#### THE PROBLEM:
Extract every line that includes the string "KÜRESEL".

*-*-*

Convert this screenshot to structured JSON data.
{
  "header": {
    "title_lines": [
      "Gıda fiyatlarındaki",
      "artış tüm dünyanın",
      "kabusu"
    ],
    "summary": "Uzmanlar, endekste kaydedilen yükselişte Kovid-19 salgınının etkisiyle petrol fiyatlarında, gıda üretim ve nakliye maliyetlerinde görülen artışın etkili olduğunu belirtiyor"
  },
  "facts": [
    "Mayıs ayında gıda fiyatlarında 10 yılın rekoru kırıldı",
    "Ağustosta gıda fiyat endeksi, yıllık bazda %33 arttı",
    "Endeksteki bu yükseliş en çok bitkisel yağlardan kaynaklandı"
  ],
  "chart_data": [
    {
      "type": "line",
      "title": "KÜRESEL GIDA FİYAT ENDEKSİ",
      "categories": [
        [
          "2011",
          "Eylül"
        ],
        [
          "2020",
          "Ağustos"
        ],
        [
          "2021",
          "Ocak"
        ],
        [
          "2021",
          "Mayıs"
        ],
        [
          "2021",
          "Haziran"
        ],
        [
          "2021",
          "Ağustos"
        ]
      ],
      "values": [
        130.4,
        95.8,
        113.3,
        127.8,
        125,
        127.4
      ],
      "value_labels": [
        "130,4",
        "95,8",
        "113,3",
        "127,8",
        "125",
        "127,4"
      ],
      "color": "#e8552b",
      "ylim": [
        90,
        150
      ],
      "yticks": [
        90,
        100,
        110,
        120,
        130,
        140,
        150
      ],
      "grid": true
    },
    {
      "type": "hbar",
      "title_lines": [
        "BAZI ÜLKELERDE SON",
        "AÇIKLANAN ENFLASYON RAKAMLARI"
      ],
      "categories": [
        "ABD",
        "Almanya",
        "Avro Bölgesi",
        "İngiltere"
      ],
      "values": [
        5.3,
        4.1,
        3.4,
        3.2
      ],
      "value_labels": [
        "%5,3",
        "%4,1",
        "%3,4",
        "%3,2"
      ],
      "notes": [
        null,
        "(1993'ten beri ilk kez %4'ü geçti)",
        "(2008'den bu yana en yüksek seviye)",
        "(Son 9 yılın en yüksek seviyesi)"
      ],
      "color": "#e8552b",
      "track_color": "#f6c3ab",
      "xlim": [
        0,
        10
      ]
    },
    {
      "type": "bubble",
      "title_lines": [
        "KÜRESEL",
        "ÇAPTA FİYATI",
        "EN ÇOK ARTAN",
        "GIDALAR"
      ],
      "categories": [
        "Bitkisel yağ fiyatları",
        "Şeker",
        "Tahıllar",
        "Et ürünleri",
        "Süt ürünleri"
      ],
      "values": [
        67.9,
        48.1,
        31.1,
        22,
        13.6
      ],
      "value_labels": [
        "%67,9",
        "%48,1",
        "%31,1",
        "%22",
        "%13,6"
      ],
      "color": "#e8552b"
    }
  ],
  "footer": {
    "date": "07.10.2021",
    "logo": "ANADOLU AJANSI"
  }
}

*-*-*

#### RESULT OF THIS EXERCISE:
      "title": "KÜRESEL GIDA FİYAT ENDEKSİ",
        "KÜRESEL",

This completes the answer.